Records about charts and figures
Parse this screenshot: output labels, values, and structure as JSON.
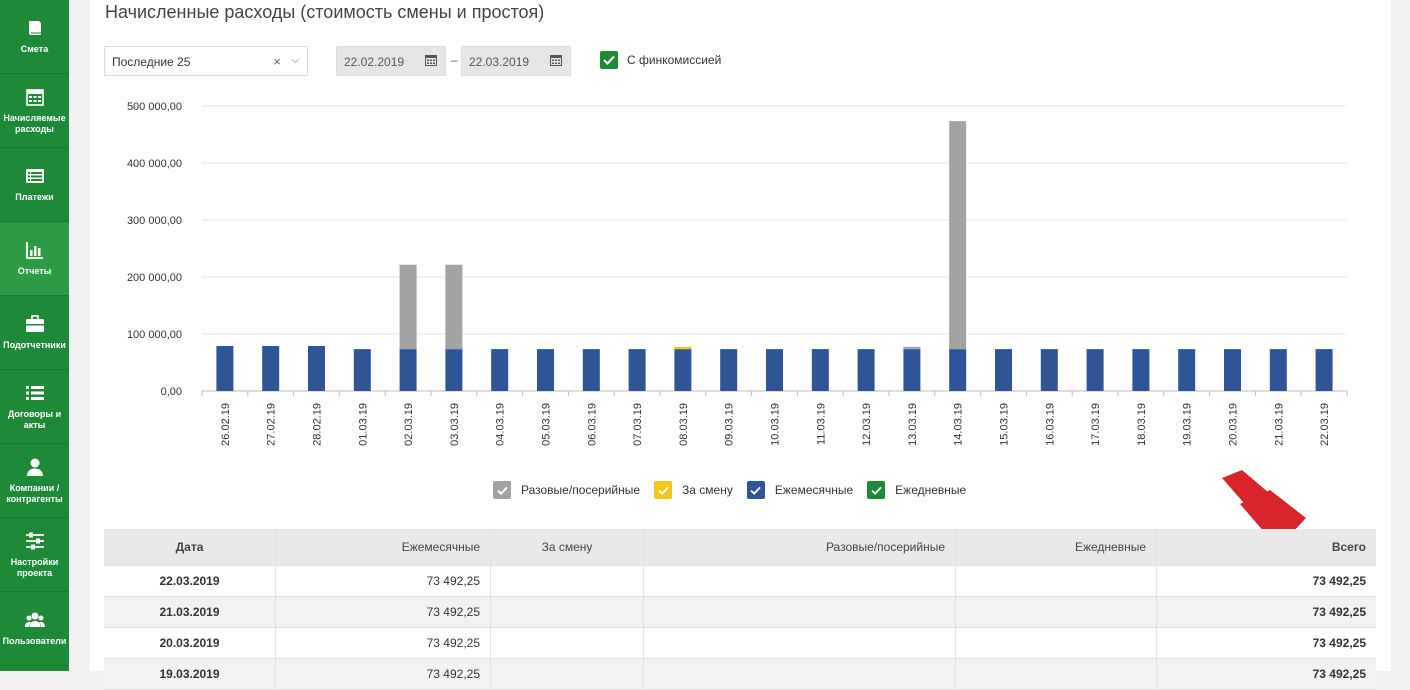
{
  "sidebar": {
    "items": [
      {
        "label": "Смета",
        "icon": "book-icon"
      },
      {
        "label": "Начисляемые расходы",
        "icon": "calendar-icon"
      },
      {
        "label": "Платежи",
        "icon": "list-card-icon"
      },
      {
        "label": "Отчеты",
        "icon": "bar-chart-icon"
      },
      {
        "label": "Подотчетники",
        "icon": "briefcase-icon"
      },
      {
        "label": "Договоры и акты",
        "icon": "list-icon"
      },
      {
        "label": "Компании / контрагенты",
        "icon": "user-icon"
      },
      {
        "label": "Настройки проекта",
        "icon": "sliders-icon"
      },
      {
        "label": "Пользователи",
        "icon": "users-icon"
      }
    ],
    "active_index": 3
  },
  "page": {
    "title": "Начисленные расходы (стоимость смены и простоя)"
  },
  "filters": {
    "period_value": "Последние 25",
    "clear_glyph": "×",
    "date_from": "22.02.2019",
    "date_separator": "–",
    "date_to": "22.03.2019",
    "commission_label": "С финкомиссией",
    "commission_checked": true
  },
  "colors": {
    "accent": "#1e8a38",
    "gray": "#a3a3a3",
    "yellow": "#f5c518",
    "blue": "#2f5597",
    "green": "#1e8a38",
    "arrow_red": "#d9232d"
  },
  "chart_data": {
    "type": "bar",
    "stacked": true,
    "categories": [
      "26.02.19",
      "27.02.19",
      "28.02.19",
      "01.03.19",
      "02.03.19",
      "03.03.19",
      "04.03.19",
      "05.03.19",
      "06.03.19",
      "07.03.19",
      "08.03.19",
      "09.03.19",
      "10.03.19",
      "11.03.19",
      "12.03.19",
      "13.03.19",
      "14.03.19",
      "15.03.19",
      "16.03.19",
      "17.03.19",
      "18.03.19",
      "19.03.19",
      "20.03.19",
      "21.03.19",
      "22.03.19"
    ],
    "series": [
      {
        "name": "Ежемесячные",
        "color": "#2f5597",
        "values": [
          79000,
          79000,
          79000,
          73492.25,
          73492.25,
          73492.25,
          73492.25,
          73492.25,
          73492.25,
          73492.25,
          73492.25,
          73492.25,
          73492.25,
          73492.25,
          73492.25,
          73492.25,
          73492.25,
          73492.25,
          73492.25,
          73492.25,
          73492.25,
          73492.25,
          73492.25,
          73492.25,
          73492.25
        ]
      },
      {
        "name": "За смену",
        "color": "#f5c518",
        "values": [
          0,
          0,
          0,
          0,
          0,
          0,
          0,
          0,
          0,
          0,
          4000,
          0,
          0,
          0,
          0,
          0,
          0,
          0,
          0,
          0,
          0,
          0,
          0,
          0,
          0
        ]
      },
      {
        "name": "Разовые/посерийные",
        "color": "#a3a3a3",
        "values": [
          0,
          0,
          0,
          0,
          148000,
          148000,
          0,
          0,
          0,
          0,
          0,
          0,
          0,
          0,
          0,
          4000,
          400000,
          0,
          0,
          0,
          0,
          0,
          0,
          0,
          0
        ]
      },
      {
        "name": "Ежедневные",
        "color": "#1e8a38",
        "values": [
          0,
          0,
          0,
          0,
          0,
          0,
          0,
          0,
          0,
          0,
          0,
          0,
          0,
          0,
          0,
          0,
          0,
          0,
          0,
          0,
          0,
          0,
          0,
          0,
          0
        ]
      }
    ],
    "yticks": [
      "0,00",
      "100 000,00",
      "200 000,00",
      "300 000,00",
      "400 000,00",
      "500 000,00"
    ],
    "ylim": [
      0,
      500000
    ],
    "grid": true,
    "legend_position": "bottom"
  },
  "legend": [
    {
      "label": "Разовые/посерийные",
      "color": "#a3a3a3"
    },
    {
      "label": "За смену",
      "color": "#f5c518"
    },
    {
      "label": "Ежемесячные",
      "color": "#2f5597"
    },
    {
      "label": "Ежедневные",
      "color": "#1e8a38"
    }
  ],
  "table": {
    "headers": [
      "Дата",
      "Ежемесячные",
      "За смену",
      "Разовые/посерийные",
      "Ежедневные",
      "Всего"
    ],
    "rows": [
      [
        "22.03.2019",
        "73 492,25",
        "",
        "",
        "",
        "73 492,25"
      ],
      [
        "21.03.2019",
        "73 492,25",
        "",
        "",
        "",
        "73 492,25"
      ],
      [
        "20.03.2019",
        "73 492,25",
        "",
        "",
        "",
        "73 492,25"
      ],
      [
        "19.03.2019",
        "73 492,25",
        "",
        "",
        "",
        "73 492,25"
      ]
    ]
  }
}
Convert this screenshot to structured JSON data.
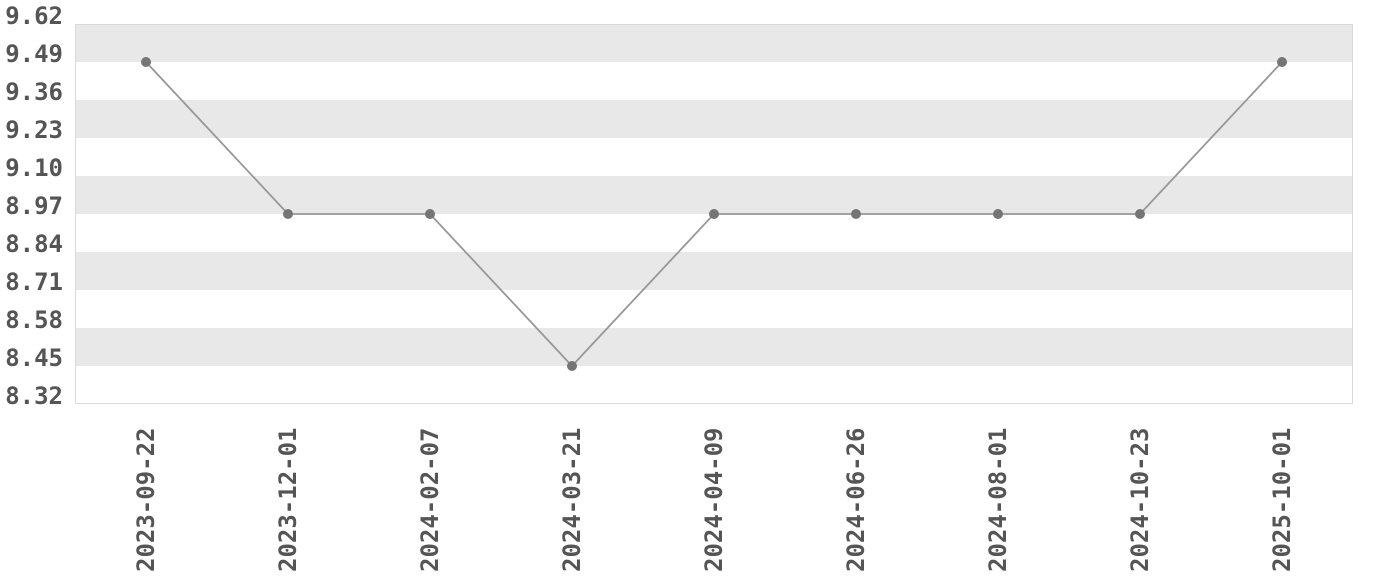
{
  "chart_data": {
    "type": "line",
    "title": "",
    "xlabel": "",
    "ylabel": "",
    "x": [
      "2023-09-22",
      "2023-12-01",
      "2024-02-07",
      "2024-03-21",
      "2024-04-09",
      "2024-06-26",
      "2024-08-01",
      "2024-10-23",
      "2025-10-01"
    ],
    "values": [
      9.49,
      8.97,
      8.97,
      8.45,
      8.97,
      8.97,
      8.97,
      8.97,
      9.49
    ],
    "ylim": [
      8.32,
      9.62
    ],
    "y_tick_step": 0.13,
    "y_tick_labels": [
      "9.62",
      "9.49",
      "9.36",
      "9.23",
      "9.10",
      "8.97",
      "8.84",
      "8.71",
      "8.58",
      "8.45",
      "8.32"
    ],
    "grid": "horizontal-zebra-stripes",
    "legend": "none",
    "marker": "circle",
    "colors": {
      "background": "#ffffff",
      "stripe": "#e8e8e8",
      "line": "#979797",
      "marker": "#757575",
      "tick_text": "#555555",
      "border": "#d9d9d9"
    }
  }
}
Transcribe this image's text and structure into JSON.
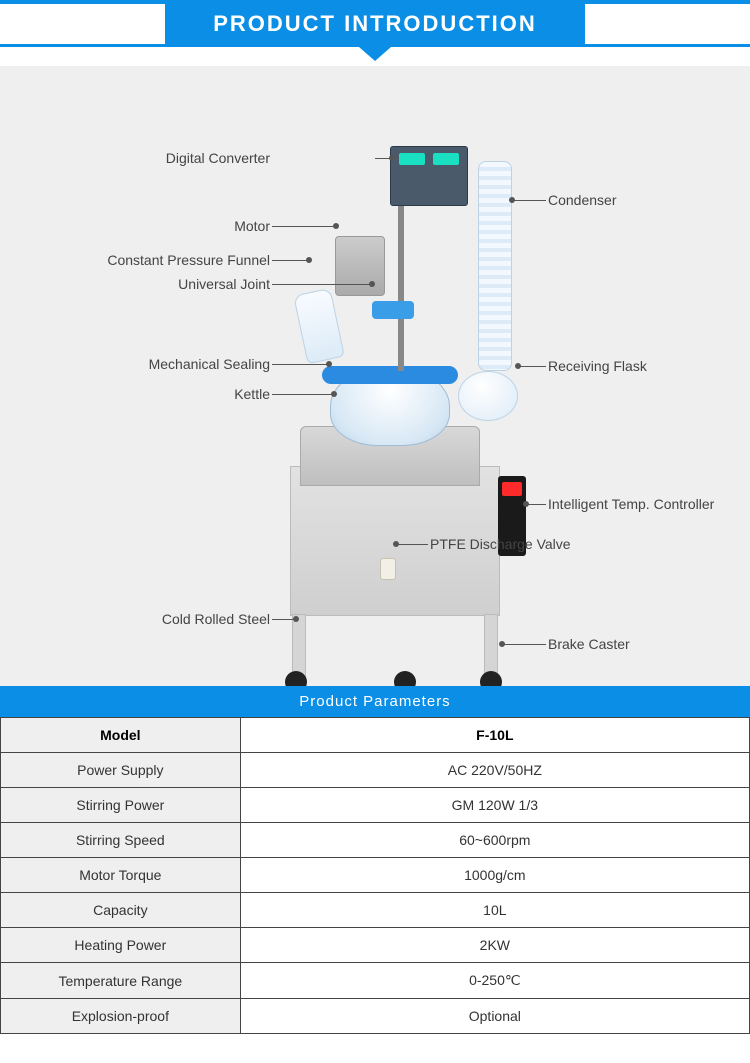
{
  "header": {
    "title": "PRODUCT  INTRODUCTION"
  },
  "diagram": {
    "labels": {
      "digital_converter": "Digital Converter",
      "motor": "Motor",
      "constant_pressure_funnel": "Constant Pressure Funnel",
      "universal_joint": "Universal Joint",
      "mechanical_sealing": "Mechanical Sealing",
      "kettle": "Kettle",
      "cold_rolled_steel": "Cold Rolled Steel",
      "condenser": "Condenser",
      "receiving_flask": "Receiving Flask",
      "intelligent_temp_controller": "Intelligent Temp. Controller",
      "ptfe_discharge_valve": "PTFE Discharge Valve",
      "brake_caster": "Brake Caster"
    }
  },
  "params": {
    "header": "Product  Parameters",
    "rows": [
      {
        "name": "Model",
        "value": "F-10L"
      },
      {
        "name": "Power Supply",
        "value": "AC 220V/50HZ"
      },
      {
        "name": "Stirring Power",
        "value": "GM 120W 1/3"
      },
      {
        "name": "Stirring Speed",
        "value": "60~600rpm"
      },
      {
        "name": "Motor Torque",
        "value": "1000g/cm"
      },
      {
        "name": "Capacity",
        "value": "10L"
      },
      {
        "name": "Heating Power",
        "value": "2KW"
      },
      {
        "name": "Temperature  Range",
        "value": "0-250℃"
      },
      {
        "name": "Explosion-proof",
        "value": "Optional"
      }
    ]
  },
  "colors": {
    "brand_blue": "#0b8ee6",
    "diagram_bg": "#efefef",
    "table_label_bg": "#efefef",
    "border": "#444444"
  }
}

**Goal:** Filter the listing above for the string "title" and copy every matching line.

**Answer below:**
    "title": "Начисленные расходы (стоимость смены и простоя)"
    "title": "",
    "title": "PRODUCT  INTRODUCTION"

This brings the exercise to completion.